> _THE EXERCISE_
Records follow. Copy every line with "TMSS".

> _Dataset entries on figures_

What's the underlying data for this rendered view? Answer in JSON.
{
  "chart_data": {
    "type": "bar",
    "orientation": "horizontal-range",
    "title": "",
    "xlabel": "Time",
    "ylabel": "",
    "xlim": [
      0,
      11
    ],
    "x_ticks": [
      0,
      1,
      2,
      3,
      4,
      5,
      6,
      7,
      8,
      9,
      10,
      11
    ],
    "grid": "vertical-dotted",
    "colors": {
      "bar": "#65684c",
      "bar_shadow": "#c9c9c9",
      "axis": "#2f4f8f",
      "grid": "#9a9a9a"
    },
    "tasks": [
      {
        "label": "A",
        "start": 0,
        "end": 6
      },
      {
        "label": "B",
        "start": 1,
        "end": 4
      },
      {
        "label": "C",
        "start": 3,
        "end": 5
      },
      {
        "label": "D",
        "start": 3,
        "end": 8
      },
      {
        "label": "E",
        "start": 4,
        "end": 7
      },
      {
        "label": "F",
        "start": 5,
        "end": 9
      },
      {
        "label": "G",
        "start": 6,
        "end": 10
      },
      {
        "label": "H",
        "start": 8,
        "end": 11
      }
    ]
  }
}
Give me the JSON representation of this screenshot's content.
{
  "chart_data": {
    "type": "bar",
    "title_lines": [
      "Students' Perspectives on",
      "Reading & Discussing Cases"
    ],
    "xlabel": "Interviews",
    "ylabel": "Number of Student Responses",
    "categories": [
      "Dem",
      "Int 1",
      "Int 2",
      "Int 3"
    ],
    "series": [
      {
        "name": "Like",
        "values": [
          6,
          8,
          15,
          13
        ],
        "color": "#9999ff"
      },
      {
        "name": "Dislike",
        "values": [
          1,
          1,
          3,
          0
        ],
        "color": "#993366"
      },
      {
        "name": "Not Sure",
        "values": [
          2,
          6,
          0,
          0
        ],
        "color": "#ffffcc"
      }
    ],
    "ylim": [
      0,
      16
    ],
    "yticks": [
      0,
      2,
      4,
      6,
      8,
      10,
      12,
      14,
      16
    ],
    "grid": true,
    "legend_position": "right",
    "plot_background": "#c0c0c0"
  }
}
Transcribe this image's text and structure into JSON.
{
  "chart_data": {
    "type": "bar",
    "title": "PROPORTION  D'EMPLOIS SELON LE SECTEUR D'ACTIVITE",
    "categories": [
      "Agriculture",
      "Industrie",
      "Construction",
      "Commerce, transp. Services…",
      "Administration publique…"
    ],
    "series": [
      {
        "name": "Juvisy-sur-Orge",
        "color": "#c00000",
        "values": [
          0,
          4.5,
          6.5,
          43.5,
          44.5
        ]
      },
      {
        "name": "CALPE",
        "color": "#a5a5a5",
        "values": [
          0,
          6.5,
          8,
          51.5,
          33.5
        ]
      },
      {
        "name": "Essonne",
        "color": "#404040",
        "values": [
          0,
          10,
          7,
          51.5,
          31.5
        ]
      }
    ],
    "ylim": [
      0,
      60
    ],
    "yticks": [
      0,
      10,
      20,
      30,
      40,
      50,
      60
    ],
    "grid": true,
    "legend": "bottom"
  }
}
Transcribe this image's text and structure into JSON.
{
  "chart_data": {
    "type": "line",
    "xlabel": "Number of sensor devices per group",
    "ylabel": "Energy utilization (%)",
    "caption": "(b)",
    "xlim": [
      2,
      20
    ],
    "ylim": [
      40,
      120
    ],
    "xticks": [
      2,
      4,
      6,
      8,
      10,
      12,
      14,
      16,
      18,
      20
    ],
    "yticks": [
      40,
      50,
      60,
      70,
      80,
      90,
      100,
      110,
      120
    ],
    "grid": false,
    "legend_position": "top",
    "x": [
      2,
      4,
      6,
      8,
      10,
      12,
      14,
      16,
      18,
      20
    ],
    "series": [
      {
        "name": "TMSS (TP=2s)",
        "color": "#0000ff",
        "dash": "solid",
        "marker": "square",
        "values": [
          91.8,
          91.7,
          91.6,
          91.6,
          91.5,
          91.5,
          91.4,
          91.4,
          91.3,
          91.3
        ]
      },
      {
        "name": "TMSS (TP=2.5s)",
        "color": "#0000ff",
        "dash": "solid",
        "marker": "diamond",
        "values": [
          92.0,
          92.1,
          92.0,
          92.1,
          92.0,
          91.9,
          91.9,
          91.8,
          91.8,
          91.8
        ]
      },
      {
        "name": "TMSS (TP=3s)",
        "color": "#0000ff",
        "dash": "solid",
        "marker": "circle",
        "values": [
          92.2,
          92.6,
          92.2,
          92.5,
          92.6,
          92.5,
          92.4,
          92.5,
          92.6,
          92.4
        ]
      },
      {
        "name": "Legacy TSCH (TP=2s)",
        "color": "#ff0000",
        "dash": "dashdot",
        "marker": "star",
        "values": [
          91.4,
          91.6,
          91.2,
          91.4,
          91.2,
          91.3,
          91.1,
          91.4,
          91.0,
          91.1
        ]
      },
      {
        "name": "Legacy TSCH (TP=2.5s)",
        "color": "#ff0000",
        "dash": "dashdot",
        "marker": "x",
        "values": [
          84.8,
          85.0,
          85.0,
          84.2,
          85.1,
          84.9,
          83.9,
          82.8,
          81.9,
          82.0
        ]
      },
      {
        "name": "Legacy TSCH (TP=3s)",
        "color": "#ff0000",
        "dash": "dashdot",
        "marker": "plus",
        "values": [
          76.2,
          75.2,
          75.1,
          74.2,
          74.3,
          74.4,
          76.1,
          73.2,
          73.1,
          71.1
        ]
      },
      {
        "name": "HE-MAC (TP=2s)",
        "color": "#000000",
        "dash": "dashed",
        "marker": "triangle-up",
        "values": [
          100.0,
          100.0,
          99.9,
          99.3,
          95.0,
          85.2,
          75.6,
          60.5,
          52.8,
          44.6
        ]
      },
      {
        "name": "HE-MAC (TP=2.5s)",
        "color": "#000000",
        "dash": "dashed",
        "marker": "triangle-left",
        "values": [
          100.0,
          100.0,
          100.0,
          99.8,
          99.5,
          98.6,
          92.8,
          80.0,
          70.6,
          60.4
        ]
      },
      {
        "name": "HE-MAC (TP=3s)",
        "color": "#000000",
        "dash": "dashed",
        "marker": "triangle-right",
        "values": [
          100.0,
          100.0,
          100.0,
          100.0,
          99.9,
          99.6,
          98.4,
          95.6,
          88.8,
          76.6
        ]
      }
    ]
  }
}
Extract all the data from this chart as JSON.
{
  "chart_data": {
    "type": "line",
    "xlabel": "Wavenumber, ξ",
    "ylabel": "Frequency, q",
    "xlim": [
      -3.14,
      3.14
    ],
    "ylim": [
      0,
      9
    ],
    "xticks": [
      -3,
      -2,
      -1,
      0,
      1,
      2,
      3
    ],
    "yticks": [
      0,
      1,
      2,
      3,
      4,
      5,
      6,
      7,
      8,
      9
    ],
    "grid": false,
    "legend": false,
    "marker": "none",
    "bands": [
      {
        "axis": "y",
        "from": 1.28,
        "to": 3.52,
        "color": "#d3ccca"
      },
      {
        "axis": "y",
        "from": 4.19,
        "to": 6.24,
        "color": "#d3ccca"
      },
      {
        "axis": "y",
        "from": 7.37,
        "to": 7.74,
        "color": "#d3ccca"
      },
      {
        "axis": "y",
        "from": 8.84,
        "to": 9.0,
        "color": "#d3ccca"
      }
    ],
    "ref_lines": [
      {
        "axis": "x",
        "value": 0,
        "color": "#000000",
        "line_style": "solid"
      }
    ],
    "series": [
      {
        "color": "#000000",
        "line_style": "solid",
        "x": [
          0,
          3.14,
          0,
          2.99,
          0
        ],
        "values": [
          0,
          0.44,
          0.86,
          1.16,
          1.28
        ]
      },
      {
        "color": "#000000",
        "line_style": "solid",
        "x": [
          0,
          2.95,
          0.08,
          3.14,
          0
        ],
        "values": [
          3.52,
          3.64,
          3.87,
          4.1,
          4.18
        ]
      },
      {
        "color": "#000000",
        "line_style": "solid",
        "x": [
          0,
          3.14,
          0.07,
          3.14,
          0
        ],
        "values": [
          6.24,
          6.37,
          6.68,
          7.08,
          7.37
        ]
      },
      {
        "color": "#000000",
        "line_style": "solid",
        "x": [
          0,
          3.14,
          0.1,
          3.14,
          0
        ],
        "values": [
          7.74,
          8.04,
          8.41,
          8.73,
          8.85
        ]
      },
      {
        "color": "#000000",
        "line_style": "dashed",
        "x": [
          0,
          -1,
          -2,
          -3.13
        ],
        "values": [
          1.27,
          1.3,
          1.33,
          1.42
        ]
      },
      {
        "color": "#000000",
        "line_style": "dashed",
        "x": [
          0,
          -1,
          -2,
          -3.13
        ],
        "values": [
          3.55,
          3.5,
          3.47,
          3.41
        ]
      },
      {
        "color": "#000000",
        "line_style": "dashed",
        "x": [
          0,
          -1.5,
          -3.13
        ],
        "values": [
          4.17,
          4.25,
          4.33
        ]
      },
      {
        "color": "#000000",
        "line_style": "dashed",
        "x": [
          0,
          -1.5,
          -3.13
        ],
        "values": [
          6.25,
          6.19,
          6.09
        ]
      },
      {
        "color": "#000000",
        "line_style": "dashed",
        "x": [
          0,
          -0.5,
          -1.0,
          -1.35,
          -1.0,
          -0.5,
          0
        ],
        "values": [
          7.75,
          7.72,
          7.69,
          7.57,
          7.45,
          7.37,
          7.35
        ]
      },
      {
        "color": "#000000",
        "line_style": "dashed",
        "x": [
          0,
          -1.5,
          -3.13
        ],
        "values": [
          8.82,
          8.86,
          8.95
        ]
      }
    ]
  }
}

> _EXERCISE OUTPUT_
        "name": "TMSS (TP=2s)",
        "name": "TMSS (TP=2.5s)",
        "name": "TMSS (TP=3s)",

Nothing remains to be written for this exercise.